■ Task:
Take the listing and print it in full, exactly as given.
-------- Given entries
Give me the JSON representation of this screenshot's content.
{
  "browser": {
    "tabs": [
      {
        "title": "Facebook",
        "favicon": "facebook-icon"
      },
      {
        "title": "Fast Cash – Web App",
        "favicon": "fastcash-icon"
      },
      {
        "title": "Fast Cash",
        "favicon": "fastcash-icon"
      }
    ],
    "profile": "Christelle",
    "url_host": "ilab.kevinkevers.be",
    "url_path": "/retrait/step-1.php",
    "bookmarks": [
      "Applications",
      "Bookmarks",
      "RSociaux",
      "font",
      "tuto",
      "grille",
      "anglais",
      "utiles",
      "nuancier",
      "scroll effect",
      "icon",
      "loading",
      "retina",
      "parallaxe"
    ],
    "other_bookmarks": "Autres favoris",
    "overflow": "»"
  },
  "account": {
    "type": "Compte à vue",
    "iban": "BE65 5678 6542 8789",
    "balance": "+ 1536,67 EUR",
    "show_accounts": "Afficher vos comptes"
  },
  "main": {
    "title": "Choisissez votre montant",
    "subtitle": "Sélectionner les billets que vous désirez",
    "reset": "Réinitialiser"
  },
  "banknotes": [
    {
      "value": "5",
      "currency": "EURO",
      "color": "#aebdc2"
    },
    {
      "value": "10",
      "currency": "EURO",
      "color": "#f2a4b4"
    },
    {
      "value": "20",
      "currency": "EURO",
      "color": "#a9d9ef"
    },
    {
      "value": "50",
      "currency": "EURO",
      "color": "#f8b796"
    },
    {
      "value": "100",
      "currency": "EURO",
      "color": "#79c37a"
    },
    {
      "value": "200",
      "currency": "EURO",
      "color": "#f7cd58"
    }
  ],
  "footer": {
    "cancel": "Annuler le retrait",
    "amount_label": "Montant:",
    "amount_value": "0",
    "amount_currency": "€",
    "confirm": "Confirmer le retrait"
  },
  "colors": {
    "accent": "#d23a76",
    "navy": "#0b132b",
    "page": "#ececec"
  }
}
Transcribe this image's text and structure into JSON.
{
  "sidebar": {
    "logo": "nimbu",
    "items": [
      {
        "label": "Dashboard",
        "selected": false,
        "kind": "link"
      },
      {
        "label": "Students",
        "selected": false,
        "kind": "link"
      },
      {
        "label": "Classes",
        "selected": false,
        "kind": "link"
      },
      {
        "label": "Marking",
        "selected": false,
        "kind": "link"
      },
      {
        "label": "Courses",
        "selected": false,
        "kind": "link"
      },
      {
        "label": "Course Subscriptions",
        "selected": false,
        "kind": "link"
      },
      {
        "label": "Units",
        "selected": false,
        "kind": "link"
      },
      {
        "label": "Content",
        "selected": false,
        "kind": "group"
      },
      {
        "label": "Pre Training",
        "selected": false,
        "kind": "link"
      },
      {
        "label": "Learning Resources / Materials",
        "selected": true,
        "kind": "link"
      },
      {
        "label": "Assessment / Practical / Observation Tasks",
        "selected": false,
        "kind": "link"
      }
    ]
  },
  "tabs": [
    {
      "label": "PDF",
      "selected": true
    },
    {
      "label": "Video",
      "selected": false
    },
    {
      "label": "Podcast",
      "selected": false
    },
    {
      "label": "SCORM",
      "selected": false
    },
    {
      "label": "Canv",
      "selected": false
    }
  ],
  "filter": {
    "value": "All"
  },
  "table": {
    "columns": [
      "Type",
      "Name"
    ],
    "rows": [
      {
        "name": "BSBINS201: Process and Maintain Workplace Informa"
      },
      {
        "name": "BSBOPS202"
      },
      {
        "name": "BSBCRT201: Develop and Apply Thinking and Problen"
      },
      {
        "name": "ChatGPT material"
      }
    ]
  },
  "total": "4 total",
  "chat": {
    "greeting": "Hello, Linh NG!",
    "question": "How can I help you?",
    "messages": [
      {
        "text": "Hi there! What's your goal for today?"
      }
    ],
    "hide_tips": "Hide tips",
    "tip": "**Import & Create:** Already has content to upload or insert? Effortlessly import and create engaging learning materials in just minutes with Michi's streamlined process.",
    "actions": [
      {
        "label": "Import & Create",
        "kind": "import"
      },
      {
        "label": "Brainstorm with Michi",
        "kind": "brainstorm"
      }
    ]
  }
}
----------------
■ Result of this exercise:
Give me the JSON representation of this screenshot's content.
{
  "browser": {
    "tabs": [
      {
        "title": "Facebook",
        "favicon": "facebook-icon"
      },
      {
        "title": "Fast Cash – Web App",
        "favicon": "fastcash-icon"
      },
      {
        "title": "Fast Cash",
        "favicon": "fastcash-icon"
      }
    ],
    "profile": "Christelle",
    "url_host": "ilab.kevinkevers.be",
    "url_path": "/retrait/step-1.php",
    "bookmarks": [
      "Applications",
      "Bookmarks",
      "RSociaux",
      "font",
      "tuto",
      "grille",
      "anglais",
      "utiles",
      "nuancier",
      "scroll effect",
      "icon",
      "loading",
      "retina",
      "parallaxe"
    ],
    "other_bookmarks": "Autres favoris",
    "overflow": "»"
  },
  "account": {
    "type": "Compte à vue",
    "iban": "BE65 5678 6542 8789",
    "balance": "+ 1536,67 EUR",
    "show_accounts": "Afficher vos comptes"
  },
  "main": {
    "title": "Choisissez votre montant",
    "subtitle": "Sélectionner les billets que vous désirez",
    "reset": "Réinitialiser"
  },
  "banknotes": [
    {
      "value": "5",
      "currency": "EURO",
      "color": "#aebdc2"
    },
    {
      "value": "10",
      "currency": "EURO",
      "color": "#f2a4b4"
    },
    {
      "value": "20",
      "currency": "EURO",
      "color": "#a9d9ef"
    },
    {
      "value": "50",
      "currency": "EURO",
      "color": "#f8b796"
    },
    {
      "value": "100",
      "currency": "EURO",
      "color": "#79c37a"
    },
    {
      "value": "200",
      "currency": "EURO",
      "color": "#f7cd58"
    }
  ],
  "footer": {
    "cancel": "Annuler le retrait",
    "amount_label": "Montant:",
    "amount_value": "0",
    "amount_currency": "€",
    "confirm": "Confirmer le retrait"
  },
  "colors": {
    "accent": "#d23a76",
    "navy": "#0b132b",
    "page": "#ececec"
  }
}
Transcribe this image's text and structure into JSON.
{
  "sidebar": {
    "logo": "nimbu",
    "items": [
      {
        "label": "Dashboard",
        "selected": false,
        "kind": "link"
      },
      {
        "label": "Students",
        "selected": false,
        "kind": "link"
      },
      {
        "label": "Classes",
        "selected": false,
        "kind": "link"
      },
      {
        "label": "Marking",
        "selected": false,
        "kind": "link"
      },
      {
        "label": "Courses",
        "selected": false,
        "kind": "link"
      },
      {
        "label": "Course Subscriptions",
        "selected": false,
        "kind": "link"
      },
      {
        "label": "Units",
        "selected": false,
        "kind": "link"
      },
      {
        "label": "Content",
        "selected": false,
        "kind": "group"
      },
      {
        "label": "Pre Training",
        "selected": false,
        "kind": "link"
      },
      {
        "label": "Learning Resources / Materials",
        "selected": true,
        "kind": "link"
      },
      {
        "label": "Assessment / Practical / Observation Tasks",
        "selected": false,
        "kind": "link"
      }
    ]
  },
  "tabs": [
    {
      "label": "PDF",
      "selected": true
    },
    {
      "label": "Video",
      "selected": false
    },
    {
      "label": "Podcast",
      "selected": false
    },
    {
      "label": "SCORM",
      "selected": false
    },
    {
      "label": "Canv",
      "selected": false
    }
  ],
  "filter": {
    "value": "All"
  },
  "table": {
    "columns": [
      "Type",
      "Name"
    ],
    "rows": [
      {
        "name": "BSBINS201: Process and Maintain Workplace Informa"
      },
      {
        "name": "BSBOPS202"
      },
      {
        "name": "BSBCRT201: Develop and Apply Thinking and Problen"
      },
      {
        "name": "ChatGPT material"
      }
    ]
  },
  "total": "4 total",
  "chat": {
    "greeting": "Hello, Linh NG!",
    "question": "How can I help you?",
    "messages": [
      {
        "text": "Hi there! What's your goal for today?"
      }
    ],
    "hide_tips": "Hide tips",
    "tip": "**Import & Create:** Already has content to upload or insert? Effortlessly import and create engaging learning materials in just minutes with Michi's streamlined process.",
    "actions": [
      {
        "label": "Import & Create",
        "kind": "import"
      },
      {
        "label": "Brainstorm with Michi",
        "kind": "brainstorm"
      }
    ]
  }
}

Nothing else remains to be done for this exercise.